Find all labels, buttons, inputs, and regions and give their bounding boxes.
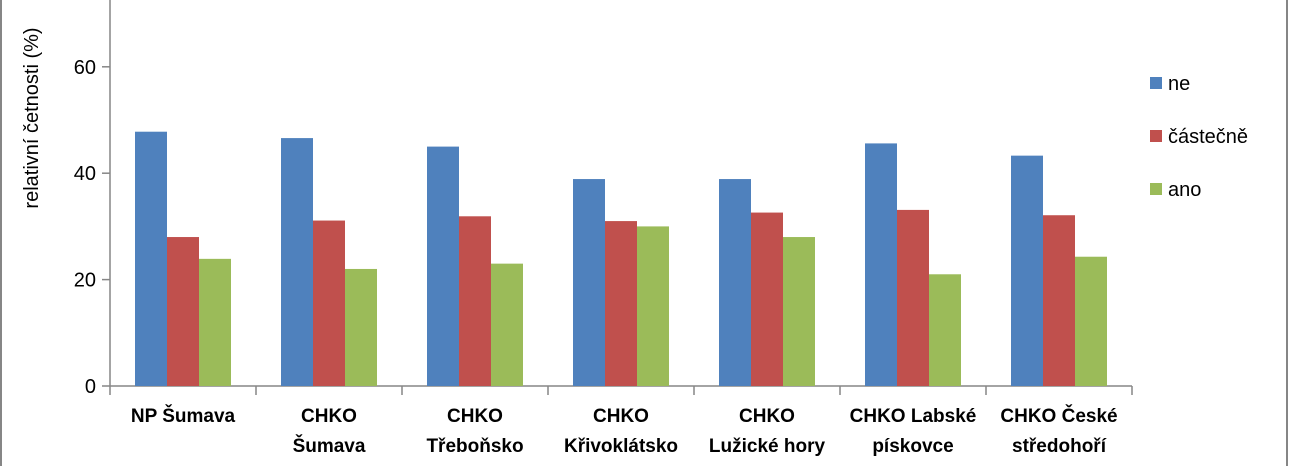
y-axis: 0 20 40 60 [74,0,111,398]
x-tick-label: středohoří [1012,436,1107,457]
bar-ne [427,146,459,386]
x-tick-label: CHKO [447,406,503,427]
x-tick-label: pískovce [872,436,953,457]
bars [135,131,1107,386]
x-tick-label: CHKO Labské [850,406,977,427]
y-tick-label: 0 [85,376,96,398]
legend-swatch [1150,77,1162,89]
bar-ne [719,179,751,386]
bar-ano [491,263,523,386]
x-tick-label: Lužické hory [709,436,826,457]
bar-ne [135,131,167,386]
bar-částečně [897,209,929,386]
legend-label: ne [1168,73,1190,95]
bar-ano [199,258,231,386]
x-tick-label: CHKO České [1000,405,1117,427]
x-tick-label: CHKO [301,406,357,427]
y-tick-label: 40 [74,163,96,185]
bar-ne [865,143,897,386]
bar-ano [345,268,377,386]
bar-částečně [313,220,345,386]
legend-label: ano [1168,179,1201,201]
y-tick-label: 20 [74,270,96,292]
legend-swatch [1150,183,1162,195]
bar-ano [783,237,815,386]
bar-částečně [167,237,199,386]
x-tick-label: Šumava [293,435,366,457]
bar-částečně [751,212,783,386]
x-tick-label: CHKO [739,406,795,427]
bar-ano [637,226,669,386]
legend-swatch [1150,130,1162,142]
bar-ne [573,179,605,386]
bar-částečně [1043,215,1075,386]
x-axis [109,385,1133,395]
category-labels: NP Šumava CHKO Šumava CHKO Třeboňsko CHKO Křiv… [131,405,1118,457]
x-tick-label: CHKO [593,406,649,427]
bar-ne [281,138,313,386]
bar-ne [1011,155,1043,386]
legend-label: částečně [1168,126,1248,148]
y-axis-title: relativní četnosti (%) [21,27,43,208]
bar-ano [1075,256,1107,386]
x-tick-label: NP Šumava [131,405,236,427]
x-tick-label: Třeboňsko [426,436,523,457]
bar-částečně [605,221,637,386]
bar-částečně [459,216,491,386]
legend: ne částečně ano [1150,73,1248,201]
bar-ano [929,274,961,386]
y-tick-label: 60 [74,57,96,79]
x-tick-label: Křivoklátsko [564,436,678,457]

-----

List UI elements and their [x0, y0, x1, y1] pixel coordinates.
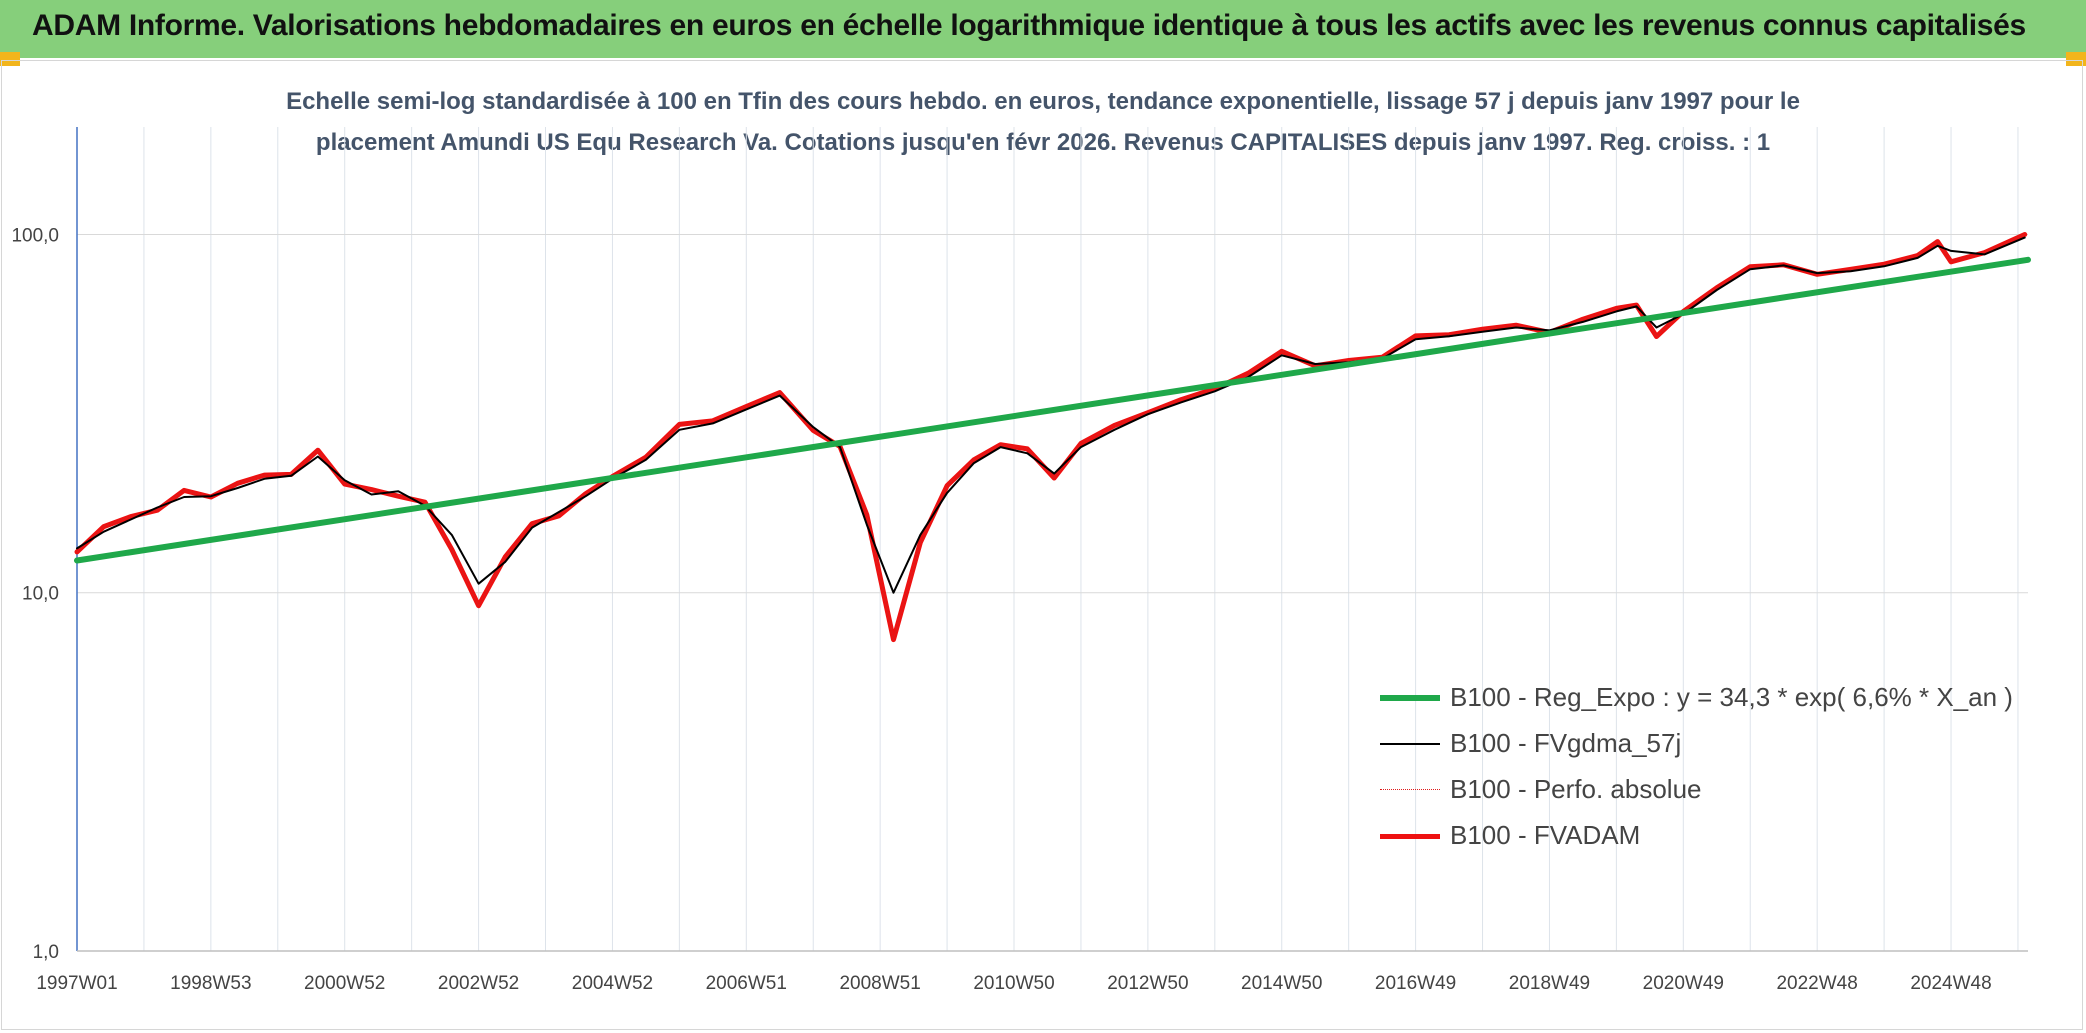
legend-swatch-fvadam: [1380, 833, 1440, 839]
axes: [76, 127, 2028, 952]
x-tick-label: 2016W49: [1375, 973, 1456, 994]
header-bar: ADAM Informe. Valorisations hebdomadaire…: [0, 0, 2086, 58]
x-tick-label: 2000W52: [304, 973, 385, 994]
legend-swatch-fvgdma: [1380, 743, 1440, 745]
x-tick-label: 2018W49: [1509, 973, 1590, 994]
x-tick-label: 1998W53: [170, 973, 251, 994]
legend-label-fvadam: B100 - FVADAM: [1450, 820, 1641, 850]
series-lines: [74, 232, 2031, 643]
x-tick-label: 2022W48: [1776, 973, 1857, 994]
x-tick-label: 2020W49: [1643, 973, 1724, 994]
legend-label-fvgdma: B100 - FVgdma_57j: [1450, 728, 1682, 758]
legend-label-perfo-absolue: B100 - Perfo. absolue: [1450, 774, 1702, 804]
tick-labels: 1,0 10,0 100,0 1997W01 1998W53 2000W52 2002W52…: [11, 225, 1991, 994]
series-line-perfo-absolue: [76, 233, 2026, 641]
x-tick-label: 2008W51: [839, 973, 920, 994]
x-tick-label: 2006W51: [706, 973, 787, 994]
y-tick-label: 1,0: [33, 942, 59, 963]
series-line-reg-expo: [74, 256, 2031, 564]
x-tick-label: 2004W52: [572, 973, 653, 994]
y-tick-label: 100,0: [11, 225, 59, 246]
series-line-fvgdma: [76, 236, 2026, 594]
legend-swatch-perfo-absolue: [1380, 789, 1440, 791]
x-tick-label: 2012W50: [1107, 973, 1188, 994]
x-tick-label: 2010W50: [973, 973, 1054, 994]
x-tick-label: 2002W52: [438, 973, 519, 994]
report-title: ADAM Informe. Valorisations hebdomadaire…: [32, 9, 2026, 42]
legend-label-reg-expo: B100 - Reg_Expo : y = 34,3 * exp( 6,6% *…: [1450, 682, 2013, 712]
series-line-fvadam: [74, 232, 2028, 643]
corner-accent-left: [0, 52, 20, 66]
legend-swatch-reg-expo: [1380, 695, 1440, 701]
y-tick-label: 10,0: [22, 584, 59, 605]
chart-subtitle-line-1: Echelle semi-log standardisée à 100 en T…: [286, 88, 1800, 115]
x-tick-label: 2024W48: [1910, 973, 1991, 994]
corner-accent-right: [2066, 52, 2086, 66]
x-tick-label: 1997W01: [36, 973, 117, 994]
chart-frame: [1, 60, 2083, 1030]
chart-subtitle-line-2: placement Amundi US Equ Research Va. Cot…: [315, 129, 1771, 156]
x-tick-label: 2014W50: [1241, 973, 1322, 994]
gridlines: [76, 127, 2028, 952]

-----

* Problem to work on
Duplicate the rows from the line with "legend-swatch-fvadam: [1380, 833, 1440, 839]" up to and including the line with "x-tick-label: 2012W50: [1107, 973, 1188, 994]".

* Response below
legend-swatch-fvadam: [1380, 833, 1440, 839]
axes: [76, 127, 2028, 952]
x-tick-label: 2016W49: [1375, 973, 1456, 994]
header-bar: ADAM Informe. Valorisations hebdomadaire…: [0, 0, 2086, 58]
x-tick-label: 2000W52: [304, 973, 385, 994]
legend-swatch-fvgdma: [1380, 743, 1440, 745]
x-tick-label: 2018W49: [1509, 973, 1590, 994]
x-tick-label: 1998W53: [170, 973, 251, 994]
legend-label-fvadam: B100 - FVADAM: [1450, 820, 1641, 850]
series-lines: [74, 232, 2031, 643]
x-tick-label: 2022W48: [1776, 973, 1857, 994]
x-tick-label: 2020W49: [1643, 973, 1724, 994]
legend-label-fvgdma: B100 - FVgdma_57j: [1450, 728, 1682, 758]
legend-label-perfo-absolue: B100 - Perfo. absolue: [1450, 774, 1702, 804]
tick-labels: 1,0 10,0 100,0 1997W01 1998W53 2000W52 2002W52…: [11, 225, 1991, 994]
series-line-perfo-absolue: [76, 233, 2026, 641]
x-tick-label: 2008W51: [839, 973, 920, 994]
x-tick-label: 2006W51: [706, 973, 787, 994]
y-tick-label: 1,0: [33, 942, 59, 963]
series-line-reg-expo: [74, 256, 2031, 564]
x-tick-label: 2004W52: [572, 973, 653, 994]
y-tick-label: 100,0: [11, 225, 59, 246]
series-line-fvgdma: [76, 236, 2026, 594]
legend-swatch-perfo-absolue: [1380, 789, 1440, 791]
x-tick-label: 2012W50: [1107, 973, 1188, 994]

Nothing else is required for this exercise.